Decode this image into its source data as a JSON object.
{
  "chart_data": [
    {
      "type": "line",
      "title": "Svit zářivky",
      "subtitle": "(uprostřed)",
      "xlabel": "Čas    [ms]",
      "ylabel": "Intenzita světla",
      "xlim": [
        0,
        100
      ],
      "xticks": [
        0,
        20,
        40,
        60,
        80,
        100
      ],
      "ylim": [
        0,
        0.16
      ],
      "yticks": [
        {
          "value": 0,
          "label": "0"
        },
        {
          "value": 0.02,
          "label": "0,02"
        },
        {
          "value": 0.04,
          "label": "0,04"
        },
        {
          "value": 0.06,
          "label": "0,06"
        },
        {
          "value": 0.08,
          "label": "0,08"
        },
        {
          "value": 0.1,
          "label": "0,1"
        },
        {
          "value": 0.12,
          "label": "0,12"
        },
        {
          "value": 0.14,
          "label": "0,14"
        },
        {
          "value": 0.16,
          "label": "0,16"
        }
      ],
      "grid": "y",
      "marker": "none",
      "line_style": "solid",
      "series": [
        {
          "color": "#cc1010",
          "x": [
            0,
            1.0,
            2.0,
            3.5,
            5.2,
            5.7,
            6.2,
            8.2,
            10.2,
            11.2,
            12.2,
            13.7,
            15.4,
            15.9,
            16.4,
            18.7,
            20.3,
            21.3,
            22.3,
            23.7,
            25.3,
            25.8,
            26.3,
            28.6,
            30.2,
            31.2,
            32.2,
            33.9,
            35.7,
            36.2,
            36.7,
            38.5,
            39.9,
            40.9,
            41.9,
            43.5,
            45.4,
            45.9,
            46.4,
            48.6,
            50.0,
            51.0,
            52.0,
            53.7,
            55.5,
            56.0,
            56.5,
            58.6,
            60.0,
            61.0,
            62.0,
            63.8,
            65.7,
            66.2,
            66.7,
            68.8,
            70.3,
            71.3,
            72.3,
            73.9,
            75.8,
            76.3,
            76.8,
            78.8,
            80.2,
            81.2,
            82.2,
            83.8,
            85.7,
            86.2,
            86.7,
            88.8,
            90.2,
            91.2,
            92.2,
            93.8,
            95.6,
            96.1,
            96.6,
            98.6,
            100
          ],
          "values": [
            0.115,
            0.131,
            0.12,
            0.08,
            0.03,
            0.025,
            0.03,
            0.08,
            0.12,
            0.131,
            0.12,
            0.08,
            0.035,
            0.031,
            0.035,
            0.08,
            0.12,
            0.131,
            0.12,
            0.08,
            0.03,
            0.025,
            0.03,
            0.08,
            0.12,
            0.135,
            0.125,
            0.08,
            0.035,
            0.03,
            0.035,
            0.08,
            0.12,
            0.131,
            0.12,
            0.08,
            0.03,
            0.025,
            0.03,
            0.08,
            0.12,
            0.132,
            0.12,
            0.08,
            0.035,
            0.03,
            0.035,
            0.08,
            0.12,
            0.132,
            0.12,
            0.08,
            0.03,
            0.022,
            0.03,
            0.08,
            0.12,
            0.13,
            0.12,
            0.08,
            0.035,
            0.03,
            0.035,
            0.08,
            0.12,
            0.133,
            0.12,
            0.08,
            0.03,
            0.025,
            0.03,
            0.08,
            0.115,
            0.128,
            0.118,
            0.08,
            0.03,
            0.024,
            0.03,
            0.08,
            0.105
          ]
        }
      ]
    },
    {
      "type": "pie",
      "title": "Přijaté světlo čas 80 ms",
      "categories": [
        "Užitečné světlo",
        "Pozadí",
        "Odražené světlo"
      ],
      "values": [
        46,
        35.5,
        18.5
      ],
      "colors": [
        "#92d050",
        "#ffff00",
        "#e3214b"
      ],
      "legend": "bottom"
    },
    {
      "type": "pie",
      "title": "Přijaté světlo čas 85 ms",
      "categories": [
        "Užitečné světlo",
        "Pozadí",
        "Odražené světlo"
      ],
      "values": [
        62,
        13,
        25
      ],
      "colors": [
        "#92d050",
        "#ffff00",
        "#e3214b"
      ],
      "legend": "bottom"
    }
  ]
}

= = =

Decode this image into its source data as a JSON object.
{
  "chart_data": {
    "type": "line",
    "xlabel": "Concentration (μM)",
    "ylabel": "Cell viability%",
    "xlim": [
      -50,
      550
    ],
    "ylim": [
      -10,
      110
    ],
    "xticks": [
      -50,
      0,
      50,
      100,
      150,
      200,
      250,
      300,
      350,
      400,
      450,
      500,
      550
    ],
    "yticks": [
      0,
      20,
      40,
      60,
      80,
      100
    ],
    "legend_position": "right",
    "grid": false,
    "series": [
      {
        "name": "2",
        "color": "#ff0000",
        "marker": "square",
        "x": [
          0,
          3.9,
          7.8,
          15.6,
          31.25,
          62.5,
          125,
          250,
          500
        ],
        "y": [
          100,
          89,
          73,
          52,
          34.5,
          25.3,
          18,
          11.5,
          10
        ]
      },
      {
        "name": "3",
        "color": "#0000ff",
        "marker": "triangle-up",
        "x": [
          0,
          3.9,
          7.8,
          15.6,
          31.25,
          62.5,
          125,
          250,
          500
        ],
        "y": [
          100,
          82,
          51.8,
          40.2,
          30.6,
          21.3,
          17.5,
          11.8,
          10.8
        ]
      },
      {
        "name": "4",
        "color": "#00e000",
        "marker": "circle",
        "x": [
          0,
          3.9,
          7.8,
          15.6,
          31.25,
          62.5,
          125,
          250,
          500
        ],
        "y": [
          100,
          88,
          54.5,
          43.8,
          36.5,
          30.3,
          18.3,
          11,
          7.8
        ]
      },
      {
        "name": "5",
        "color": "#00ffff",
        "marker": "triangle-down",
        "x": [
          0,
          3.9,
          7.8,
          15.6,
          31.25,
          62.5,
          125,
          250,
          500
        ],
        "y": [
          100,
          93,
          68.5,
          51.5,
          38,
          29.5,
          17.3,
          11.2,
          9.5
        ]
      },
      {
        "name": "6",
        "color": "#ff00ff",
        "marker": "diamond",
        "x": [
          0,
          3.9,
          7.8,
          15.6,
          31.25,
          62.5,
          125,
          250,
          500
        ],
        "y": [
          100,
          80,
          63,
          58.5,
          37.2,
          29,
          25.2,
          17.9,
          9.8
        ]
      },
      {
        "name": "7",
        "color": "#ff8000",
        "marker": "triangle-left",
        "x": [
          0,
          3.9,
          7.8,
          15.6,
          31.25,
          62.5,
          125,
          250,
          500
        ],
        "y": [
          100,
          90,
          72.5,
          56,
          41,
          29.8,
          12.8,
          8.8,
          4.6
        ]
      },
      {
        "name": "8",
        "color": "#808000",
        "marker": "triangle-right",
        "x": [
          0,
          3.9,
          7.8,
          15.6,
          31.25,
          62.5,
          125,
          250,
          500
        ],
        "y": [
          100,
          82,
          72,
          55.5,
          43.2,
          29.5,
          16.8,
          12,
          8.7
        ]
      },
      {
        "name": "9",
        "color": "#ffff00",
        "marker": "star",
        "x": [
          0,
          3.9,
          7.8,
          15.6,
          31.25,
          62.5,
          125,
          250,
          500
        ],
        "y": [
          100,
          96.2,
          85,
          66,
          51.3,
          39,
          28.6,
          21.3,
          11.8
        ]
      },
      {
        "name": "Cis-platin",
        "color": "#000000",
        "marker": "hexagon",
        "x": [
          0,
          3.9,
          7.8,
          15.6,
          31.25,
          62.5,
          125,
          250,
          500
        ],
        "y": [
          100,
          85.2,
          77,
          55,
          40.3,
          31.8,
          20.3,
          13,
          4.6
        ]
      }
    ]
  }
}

= = =

## Your objective
Show all lines in the entries above where the string "Přijaté" appears.

## Solution
      "title": "Přijaté světlo čas 80 ms",
      "title": "Přijaté světlo čas 85 ms",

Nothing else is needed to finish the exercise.